WHAT IS EXPECTED:
In the copy, keep every record exact and leave out all images.
-- BEGIN RECORDS FOR THIS TASK --
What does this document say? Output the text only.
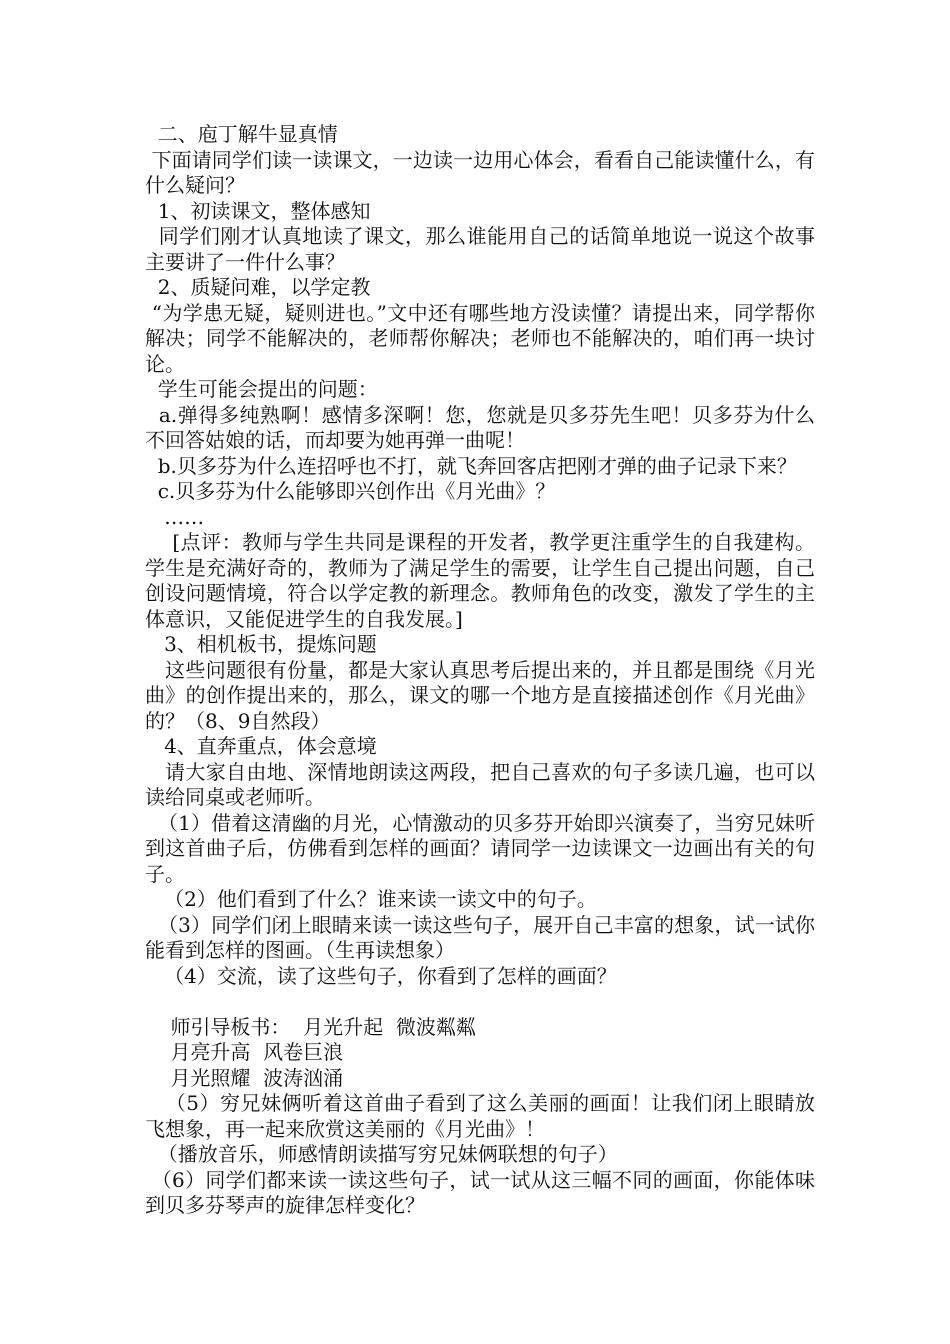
二、庖丁解牛显真情

下面请同学们读一读课文，一边读一边用心体会，看看自己能读懂什么，有什么疑问？

1、初读课文，整体感知

同学们刚才认真地读了课文，那么谁能用自己的话简单地说一说这个故事主要讲了一件什么事？

2、质疑问难，以学定教

“为学患无疑，疑则进也。”文中还有哪些地方没读懂？请提出来，同学帮你解决；同学不能解决的，老师帮你解决；老师也不能解决的，咱们再一块讨论。

学生可能会提出的问题：

a.弹得多纯熟啊！感情多深啊！您，您就是贝多芬先生吧！贝多芬为什么不回答姑娘的话，而却要为她再弹一曲呢！

b.贝多芬为什么连招呼也不打，就飞奔回客店把刚才弹的曲子记录下来？

c.贝多芬为什么能够即兴创作出《月光曲》？

……

[点评：教师与学生共同是课程的开发者，教学更注重学生的自我建构。学生是充满好奇的，教师为了满足学生的需要，让学生自己提出问题，自己创设问题情境，符合以学定教的新理念。教师角色的改变，激发了学生的主体意识，又能促进学生的自我发展。]

3、相机板书，提炼问题

这些问题很有份量，都是大家认真思考后提出来的，并且都是围绕《月光曲》的创作提出来的，那么，课文的哪一个地方是直接描述创作《月光曲》的？（8、9自然段）

4、直奔重点，体会意境

请大家自由地、深情地朗读这两段，把自己喜欢的句子多读几遍，也可以读给同桌或老师听。

（1）借着这清幽的月光，心情激动的贝多芬开始即兴演奏了，当穷兄妹听到这首曲子后，仿佛看到怎样的画面？请同学一边读课文一边画出有关的句子。

（2）他们看到了什么？谁来读一读文中的句子。

（3）同学们闭上眼睛来读一读这些句子，展开自己丰富的想象，试一试你能看到怎样的图画。（生再读想象）

（4）交流，读了这些句子，你看到了怎样的画面？

师引导板书：  月光升起  微波粼粼

月亮升高  风卷巨浪

月光照耀  波涛汹涌

（5）穷兄妹俩听着这首曲子看到了这么美丽的画面！让我们闭上眼睛放飞想象，再一起来欣赏这美丽的《月光曲》！

（播放音乐，师感情朗读描写穷兄妹俩联想的句子）

（6）同学们都来读一读这些句子，试一试从这三幅不同的画面，你能体味到贝多芬琴声的旋律怎样变化？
-- END RECORDS FOR THIS TASK --
SOLUTION TO THIS PROBLEM:
What does this document say? Output the text only.
二、庖丁解牛显真情

下面请同学们读一读课文，一边读一边用心体会，看看自己能读懂什么，有什么疑问？

1、初读课文，整体感知

同学们刚才认真地读了课文，那么谁能用自己的话简单地说一说这个故事主要讲了一件什么事？

2、质疑问难，以学定教

“为学患无疑，疑则进也。”文中还有哪些地方没读懂？请提出来，同学帮你解决；同学不能解决的，老师帮你解决；老师也不能解决的，咱们再一块讨论。

学生可能会提出的问题：

a.弹得多纯熟啊！感情多深啊！您，您就是贝多芬先生吧！贝多芬为什么不回答姑娘的话，而却要为她再弹一曲呢！

b.贝多芬为什么连招呼也不打，就飞奔回客店把刚才弹的曲子记录下来？

c.贝多芬为什么能够即兴创作出《月光曲》？

……

[点评：教师与学生共同是课程的开发者，教学更注重学生的自我建构。学生是充满好奇的，教师为了满足学生的需要，让学生自己提出问题，自己创设问题情境，符合以学定教的新理念。教师角色的改变，激发了学生的主体意识，又能促进学生的自我发展。]

3、相机板书，提炼问题

这些问题很有份量，都是大家认真思考后提出来的，并且都是围绕《月光曲》的创作提出来的，那么，课文的哪一个地方是直接描述创作《月光曲》的？（8、9自然段）

4、直奔重点，体会意境

请大家自由地、深情地朗读这两段，把自己喜欢的句子多读几遍，也可以读给同桌或老师听。

（1）借着这清幽的月光，心情激动的贝多芬开始即兴演奏了，当穷兄妹听到这首曲子后，仿佛看到怎样的画面？请同学一边读课文一边画出有关的句子。

（2）他们看到了什么？谁来读一读文中的句子。

（3）同学们闭上眼睛来读一读这些句子，展开自己丰富的想象，试一试你能看到怎样的图画。（生再读想象）

（4）交流，读了这些句子，你看到了怎样的画面？

师引导板书：  月光升起  微波粼粼

月亮升高  风卷巨浪

月光照耀  波涛汹涌

（5）穷兄妹俩听着这首曲子看到了这么美丽的画面！让我们闭上眼睛放飞想象，再一起来欣赏这美丽的《月光曲》！

（播放音乐，师感情朗读描写穷兄妹俩联想的句子）

（6）同学们都来读一读这些句子，试一试从这三幅不同的画面，你能体味到贝多芬琴声的旋律怎样变化？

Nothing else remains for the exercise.